> GOAL OF THE EXERCISE
From the entries below, count the lines holding the word "molecules" and give nothing but the number.

> SOURCE RECORDS
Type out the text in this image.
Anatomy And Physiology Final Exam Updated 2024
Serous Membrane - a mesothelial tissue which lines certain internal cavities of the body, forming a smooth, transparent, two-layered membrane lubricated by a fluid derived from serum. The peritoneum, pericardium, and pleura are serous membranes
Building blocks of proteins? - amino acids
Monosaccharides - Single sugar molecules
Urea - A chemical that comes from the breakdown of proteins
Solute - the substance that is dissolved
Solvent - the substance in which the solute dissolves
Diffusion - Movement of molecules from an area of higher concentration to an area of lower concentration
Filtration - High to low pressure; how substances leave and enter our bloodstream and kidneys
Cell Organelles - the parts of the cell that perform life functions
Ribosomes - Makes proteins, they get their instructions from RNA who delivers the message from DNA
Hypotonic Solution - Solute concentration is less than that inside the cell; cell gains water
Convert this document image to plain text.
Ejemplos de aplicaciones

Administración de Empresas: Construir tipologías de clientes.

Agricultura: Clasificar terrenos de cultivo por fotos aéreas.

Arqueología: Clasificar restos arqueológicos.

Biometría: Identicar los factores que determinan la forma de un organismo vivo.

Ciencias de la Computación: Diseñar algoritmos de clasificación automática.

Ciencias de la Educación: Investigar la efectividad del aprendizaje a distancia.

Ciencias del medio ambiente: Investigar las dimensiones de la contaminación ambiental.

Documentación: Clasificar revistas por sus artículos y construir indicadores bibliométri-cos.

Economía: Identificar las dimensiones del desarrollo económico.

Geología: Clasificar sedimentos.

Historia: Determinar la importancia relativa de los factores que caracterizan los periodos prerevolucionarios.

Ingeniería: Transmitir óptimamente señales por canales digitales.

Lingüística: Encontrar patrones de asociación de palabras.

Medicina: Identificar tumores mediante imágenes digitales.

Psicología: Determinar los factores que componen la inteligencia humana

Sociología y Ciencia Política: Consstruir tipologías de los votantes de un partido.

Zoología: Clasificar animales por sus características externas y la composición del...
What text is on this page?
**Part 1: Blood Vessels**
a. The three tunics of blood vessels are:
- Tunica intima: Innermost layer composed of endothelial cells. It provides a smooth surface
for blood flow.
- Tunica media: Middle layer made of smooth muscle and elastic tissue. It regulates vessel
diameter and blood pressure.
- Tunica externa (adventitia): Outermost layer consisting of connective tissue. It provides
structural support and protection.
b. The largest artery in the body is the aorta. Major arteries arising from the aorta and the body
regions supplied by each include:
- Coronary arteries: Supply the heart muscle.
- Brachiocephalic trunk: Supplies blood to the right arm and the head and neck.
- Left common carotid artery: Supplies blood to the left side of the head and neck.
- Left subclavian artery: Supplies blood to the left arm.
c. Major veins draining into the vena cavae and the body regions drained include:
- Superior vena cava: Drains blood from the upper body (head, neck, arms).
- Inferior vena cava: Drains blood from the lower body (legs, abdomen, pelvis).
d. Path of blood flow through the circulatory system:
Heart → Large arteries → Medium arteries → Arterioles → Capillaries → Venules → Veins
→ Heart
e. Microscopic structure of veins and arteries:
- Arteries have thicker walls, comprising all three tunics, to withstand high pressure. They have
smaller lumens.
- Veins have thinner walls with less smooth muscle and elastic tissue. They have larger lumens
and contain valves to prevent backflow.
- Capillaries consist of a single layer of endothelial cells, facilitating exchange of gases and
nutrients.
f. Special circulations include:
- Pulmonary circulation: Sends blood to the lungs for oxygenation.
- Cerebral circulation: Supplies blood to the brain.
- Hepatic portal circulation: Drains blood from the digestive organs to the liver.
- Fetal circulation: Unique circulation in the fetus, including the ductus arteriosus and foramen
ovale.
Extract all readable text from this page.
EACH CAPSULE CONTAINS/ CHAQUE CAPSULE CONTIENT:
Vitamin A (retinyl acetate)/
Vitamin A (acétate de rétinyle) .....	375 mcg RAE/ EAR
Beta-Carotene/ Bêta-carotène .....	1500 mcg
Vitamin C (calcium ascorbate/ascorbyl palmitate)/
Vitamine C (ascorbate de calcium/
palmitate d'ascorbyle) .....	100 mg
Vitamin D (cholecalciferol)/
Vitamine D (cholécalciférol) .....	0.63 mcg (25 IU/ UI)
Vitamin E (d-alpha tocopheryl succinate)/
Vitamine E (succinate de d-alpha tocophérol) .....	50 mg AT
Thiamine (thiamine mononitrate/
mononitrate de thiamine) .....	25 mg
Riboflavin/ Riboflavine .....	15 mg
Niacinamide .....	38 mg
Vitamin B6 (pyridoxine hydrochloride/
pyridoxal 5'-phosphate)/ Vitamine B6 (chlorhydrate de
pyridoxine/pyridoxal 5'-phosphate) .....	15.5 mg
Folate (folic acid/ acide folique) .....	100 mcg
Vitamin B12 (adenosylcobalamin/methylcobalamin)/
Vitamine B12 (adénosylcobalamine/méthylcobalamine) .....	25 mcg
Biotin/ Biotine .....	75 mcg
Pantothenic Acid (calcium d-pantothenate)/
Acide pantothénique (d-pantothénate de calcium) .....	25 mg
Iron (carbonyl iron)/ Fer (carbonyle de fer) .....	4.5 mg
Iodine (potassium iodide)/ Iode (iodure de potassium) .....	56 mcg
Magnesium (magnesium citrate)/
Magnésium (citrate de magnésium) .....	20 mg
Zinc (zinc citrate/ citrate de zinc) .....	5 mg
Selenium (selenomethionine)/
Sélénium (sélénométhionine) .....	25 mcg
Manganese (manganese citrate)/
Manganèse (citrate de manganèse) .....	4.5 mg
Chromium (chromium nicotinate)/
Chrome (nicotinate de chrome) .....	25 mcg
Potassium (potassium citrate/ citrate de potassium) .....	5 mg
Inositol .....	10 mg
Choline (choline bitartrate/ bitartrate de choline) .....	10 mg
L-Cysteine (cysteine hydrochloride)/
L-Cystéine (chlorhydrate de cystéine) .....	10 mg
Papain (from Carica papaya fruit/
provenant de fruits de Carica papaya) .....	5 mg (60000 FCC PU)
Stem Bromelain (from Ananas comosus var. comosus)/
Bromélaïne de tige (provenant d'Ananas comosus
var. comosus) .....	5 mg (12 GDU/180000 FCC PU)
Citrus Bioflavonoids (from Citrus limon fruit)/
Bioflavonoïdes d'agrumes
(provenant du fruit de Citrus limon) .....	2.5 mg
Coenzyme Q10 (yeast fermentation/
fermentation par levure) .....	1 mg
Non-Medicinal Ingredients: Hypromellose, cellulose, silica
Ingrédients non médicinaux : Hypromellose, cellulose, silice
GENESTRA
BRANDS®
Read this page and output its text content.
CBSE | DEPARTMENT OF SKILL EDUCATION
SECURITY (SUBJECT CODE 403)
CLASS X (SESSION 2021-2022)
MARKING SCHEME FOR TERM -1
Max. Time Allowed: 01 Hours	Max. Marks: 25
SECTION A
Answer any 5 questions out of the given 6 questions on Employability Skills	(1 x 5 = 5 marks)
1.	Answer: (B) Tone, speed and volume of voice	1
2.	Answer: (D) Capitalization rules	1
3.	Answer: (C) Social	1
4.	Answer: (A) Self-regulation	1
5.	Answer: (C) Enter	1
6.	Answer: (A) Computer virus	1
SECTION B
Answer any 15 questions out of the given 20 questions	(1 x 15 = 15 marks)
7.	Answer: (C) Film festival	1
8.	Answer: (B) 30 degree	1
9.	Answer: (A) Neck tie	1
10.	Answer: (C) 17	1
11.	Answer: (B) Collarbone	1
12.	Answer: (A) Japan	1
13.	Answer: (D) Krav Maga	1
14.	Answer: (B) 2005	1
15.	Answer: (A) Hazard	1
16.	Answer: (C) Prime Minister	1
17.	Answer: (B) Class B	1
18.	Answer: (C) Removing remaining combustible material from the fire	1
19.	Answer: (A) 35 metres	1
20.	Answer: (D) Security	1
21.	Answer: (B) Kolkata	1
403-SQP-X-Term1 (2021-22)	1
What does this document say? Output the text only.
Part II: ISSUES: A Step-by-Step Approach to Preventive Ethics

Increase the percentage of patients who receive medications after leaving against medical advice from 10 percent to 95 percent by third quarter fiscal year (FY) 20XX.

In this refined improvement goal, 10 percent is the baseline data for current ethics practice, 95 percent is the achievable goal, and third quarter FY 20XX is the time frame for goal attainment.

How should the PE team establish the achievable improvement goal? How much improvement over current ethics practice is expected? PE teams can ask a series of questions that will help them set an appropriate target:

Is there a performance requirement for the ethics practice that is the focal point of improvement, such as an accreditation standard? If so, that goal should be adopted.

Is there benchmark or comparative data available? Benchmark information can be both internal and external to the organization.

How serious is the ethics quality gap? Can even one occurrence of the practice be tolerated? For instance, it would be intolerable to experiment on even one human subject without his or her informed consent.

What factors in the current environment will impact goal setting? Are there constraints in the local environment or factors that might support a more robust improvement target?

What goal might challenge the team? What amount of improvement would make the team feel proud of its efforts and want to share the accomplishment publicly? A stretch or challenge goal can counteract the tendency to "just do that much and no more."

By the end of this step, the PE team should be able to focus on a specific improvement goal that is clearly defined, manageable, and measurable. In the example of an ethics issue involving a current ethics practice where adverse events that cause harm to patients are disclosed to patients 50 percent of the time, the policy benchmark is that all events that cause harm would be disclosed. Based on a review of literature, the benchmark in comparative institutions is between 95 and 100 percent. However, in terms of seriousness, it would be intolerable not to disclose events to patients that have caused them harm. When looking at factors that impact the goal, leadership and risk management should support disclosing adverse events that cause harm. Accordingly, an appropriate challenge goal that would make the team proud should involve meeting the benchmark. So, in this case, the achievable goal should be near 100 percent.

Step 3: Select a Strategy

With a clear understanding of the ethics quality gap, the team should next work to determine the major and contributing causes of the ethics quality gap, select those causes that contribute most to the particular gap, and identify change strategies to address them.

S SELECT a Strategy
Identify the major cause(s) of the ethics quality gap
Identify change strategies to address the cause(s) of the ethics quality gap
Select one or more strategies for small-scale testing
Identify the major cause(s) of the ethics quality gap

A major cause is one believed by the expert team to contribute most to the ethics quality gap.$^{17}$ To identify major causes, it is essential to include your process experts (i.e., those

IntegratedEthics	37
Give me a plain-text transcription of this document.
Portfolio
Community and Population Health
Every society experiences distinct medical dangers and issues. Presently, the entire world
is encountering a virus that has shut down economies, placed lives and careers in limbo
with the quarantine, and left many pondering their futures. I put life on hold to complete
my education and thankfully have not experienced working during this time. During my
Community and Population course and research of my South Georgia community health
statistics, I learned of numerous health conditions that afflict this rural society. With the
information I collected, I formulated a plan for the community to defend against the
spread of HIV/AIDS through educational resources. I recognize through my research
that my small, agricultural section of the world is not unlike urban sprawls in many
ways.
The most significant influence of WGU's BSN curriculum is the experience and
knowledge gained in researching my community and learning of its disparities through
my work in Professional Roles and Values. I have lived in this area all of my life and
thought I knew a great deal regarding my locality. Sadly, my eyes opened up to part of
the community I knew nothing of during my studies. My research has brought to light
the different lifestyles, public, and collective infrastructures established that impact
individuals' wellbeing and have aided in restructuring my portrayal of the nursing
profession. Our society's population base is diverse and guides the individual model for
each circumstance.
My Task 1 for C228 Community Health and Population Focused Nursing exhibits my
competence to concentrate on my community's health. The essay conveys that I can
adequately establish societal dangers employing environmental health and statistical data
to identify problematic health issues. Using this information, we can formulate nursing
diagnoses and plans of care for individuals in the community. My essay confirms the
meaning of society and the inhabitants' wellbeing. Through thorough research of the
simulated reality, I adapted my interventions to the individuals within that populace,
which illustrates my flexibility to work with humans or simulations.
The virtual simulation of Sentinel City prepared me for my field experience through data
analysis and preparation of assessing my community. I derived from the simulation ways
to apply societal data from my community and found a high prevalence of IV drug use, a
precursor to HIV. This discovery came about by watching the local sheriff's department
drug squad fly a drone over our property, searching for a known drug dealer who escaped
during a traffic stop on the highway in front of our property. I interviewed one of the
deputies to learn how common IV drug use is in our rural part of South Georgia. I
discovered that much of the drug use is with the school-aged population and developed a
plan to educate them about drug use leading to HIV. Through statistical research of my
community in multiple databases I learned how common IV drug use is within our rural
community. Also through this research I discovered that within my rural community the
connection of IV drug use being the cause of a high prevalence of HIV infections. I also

> SOLUTION FOR THIS EXERCISE
2